**Dataset items:**
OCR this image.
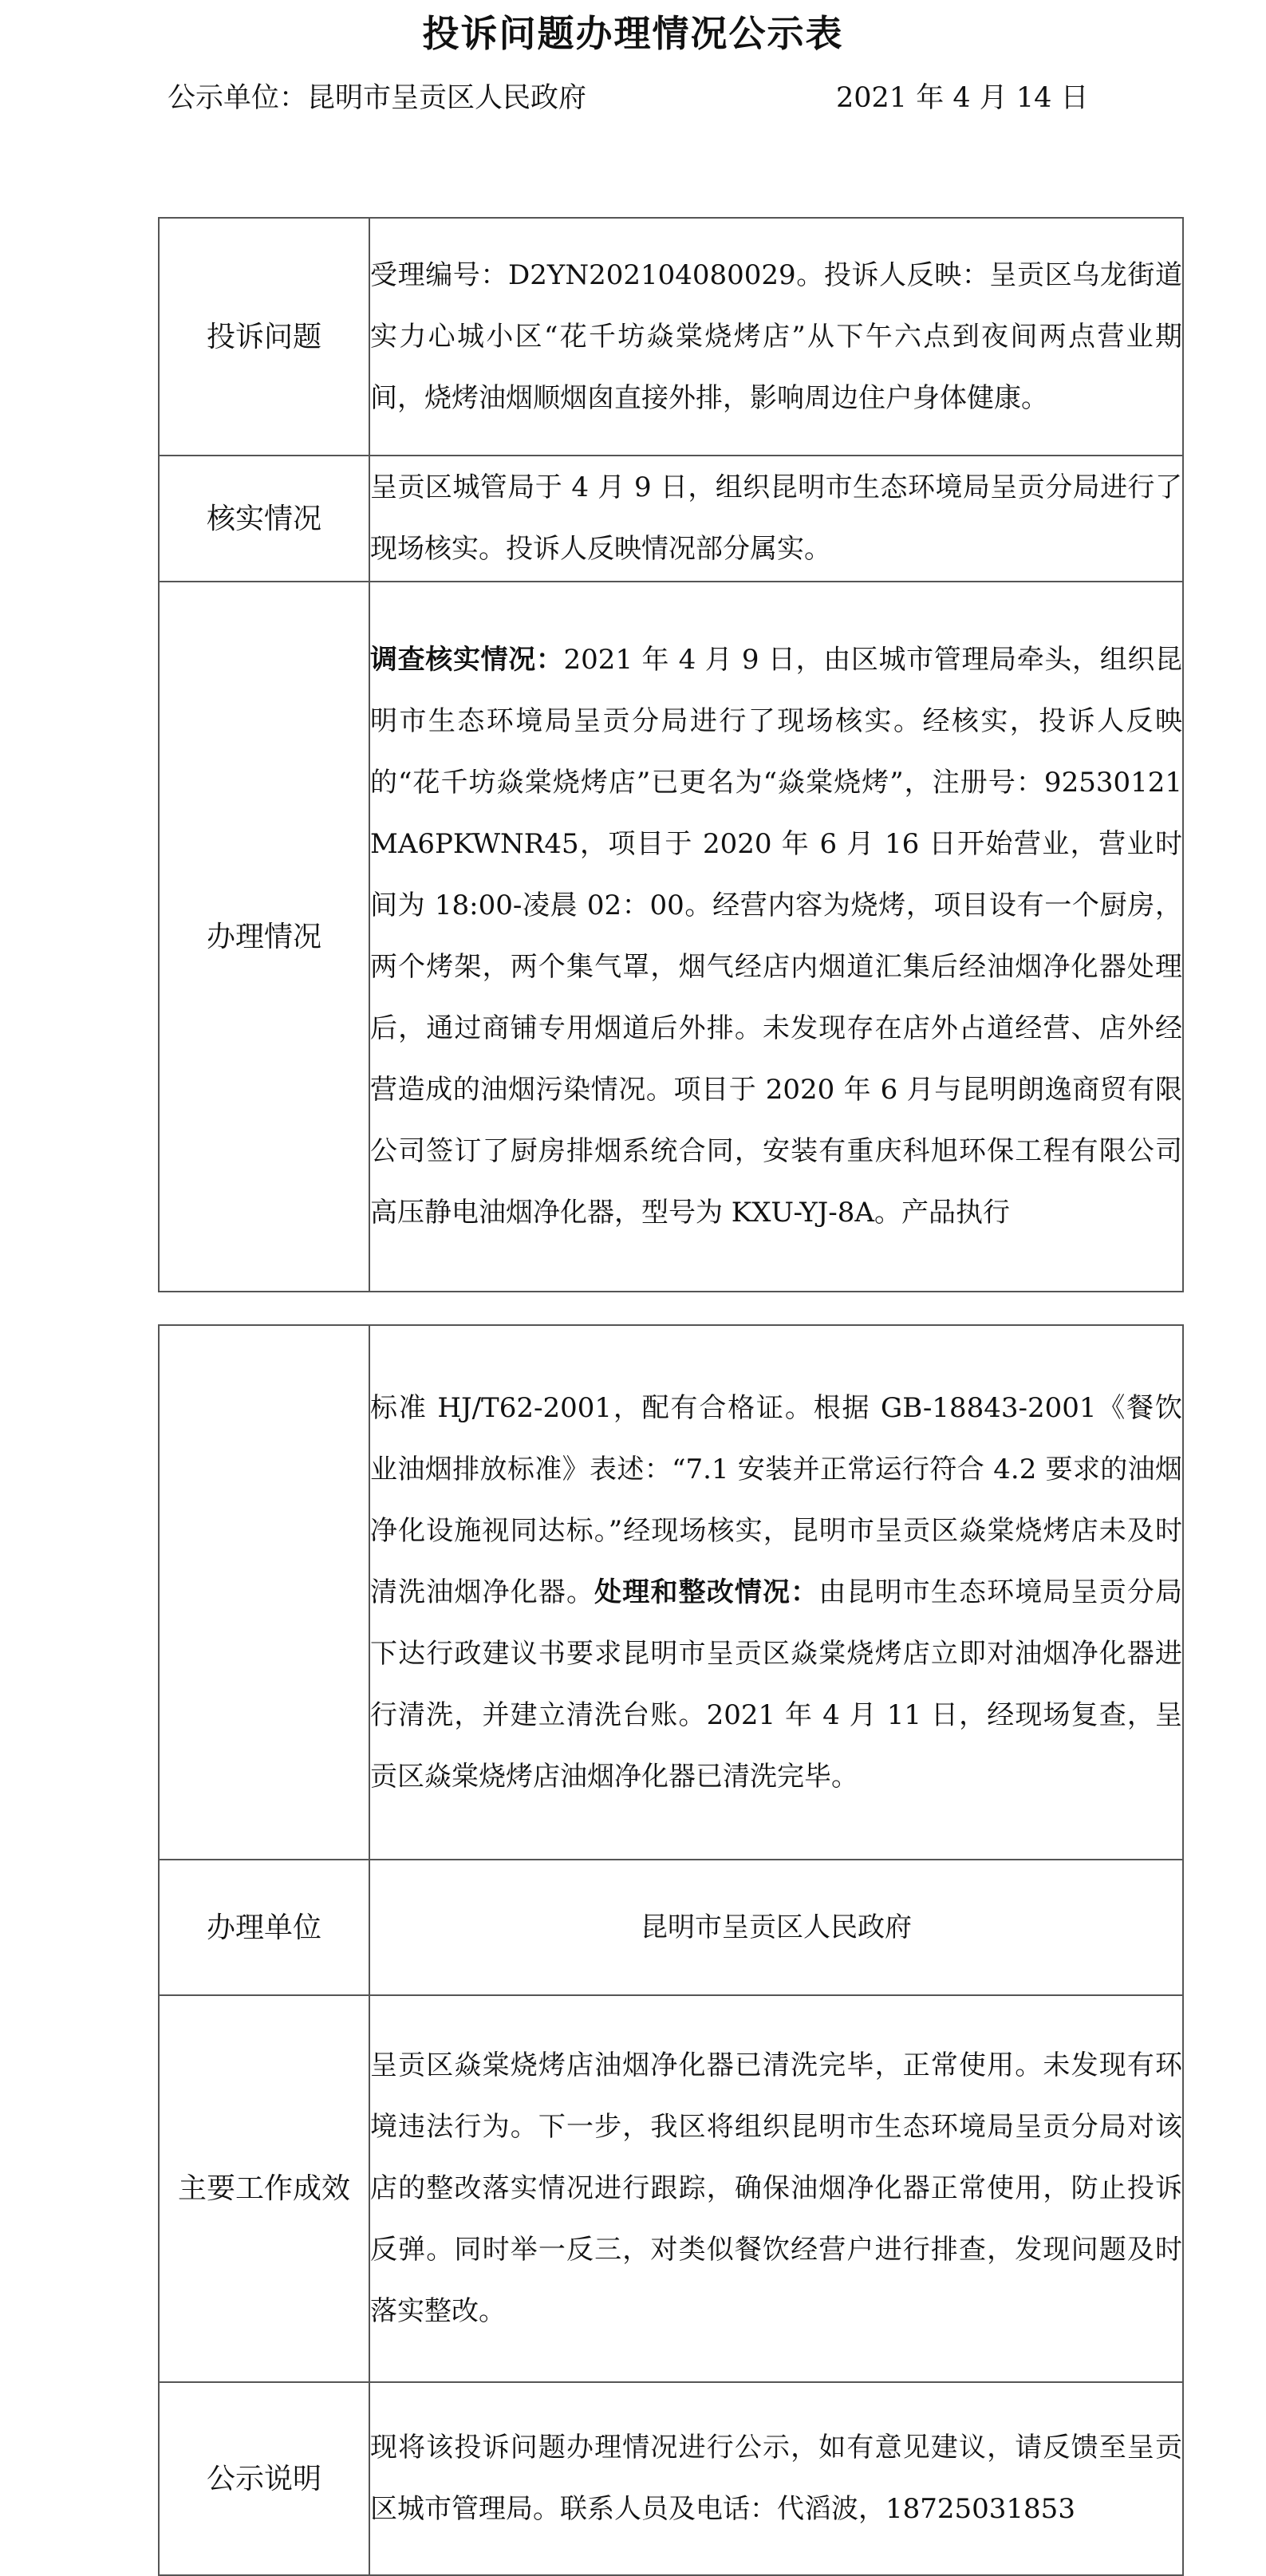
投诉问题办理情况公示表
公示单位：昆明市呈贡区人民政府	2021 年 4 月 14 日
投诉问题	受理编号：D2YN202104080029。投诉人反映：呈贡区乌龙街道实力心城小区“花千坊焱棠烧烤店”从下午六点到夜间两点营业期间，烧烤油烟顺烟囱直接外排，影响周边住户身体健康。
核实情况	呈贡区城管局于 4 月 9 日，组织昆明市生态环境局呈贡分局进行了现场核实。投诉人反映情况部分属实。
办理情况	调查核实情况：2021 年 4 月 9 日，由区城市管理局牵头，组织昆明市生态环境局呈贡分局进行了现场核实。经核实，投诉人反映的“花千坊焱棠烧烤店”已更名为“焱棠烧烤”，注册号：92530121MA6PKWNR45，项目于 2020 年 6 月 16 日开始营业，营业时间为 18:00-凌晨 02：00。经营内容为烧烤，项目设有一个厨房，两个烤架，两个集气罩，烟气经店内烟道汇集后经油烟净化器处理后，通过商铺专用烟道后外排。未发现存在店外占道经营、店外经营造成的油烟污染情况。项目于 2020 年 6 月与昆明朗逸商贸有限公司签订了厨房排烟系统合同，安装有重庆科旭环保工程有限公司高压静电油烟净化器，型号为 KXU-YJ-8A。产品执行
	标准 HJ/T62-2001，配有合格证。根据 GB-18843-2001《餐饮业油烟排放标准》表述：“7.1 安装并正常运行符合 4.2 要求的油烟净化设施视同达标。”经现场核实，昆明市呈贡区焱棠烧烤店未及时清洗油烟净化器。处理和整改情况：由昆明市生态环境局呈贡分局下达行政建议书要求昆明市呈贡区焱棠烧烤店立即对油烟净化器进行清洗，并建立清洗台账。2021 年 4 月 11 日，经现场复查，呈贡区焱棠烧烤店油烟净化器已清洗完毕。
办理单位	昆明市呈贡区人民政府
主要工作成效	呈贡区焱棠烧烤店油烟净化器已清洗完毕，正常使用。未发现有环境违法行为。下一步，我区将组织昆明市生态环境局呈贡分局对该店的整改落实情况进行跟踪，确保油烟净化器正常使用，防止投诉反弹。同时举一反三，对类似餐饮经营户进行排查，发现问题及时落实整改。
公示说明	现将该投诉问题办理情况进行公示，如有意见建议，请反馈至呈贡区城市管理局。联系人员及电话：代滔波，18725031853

**WHAT IS NEEDED:** Extract all lines from the data in which "呈贡区焱棠烧烤店油烟净化器已清洗完毕" is found.

**FULL SOLUTION:**
	标准 HJ/T62-2001，配有合格证。根据 GB-18843-2001《餐饮业油烟排放标准》表述：“7.1 安装并正常运行符合 4.2 要求的油烟净化设施视同达标。”经现场核实，昆明市呈贡区焱棠烧烤店未及时清洗油烟净化器。处理和整改情况：由昆明市生态环境局呈贡分局下达行政建议书要求昆明市呈贡区焱棠烧烤店立即对油烟净化器进行清洗，并建立清洗台账。2021 年 4 月 11 日，经现场复查，呈贡区焱棠烧烤店油烟净化器已清洗完毕。
主要工作成效	呈贡区焱棠烧烤店油烟净化器已清洗完毕，正常使用。未发现有环境违法行为。下一步，我区将组织昆明市生态环境局呈贡分局对该店的整改落实情况进行跟踪，确保油烟净化器正常使用，防止投诉反弹。同时举一反三，对类似餐饮经营户进行排查，发现问题及时落实整改。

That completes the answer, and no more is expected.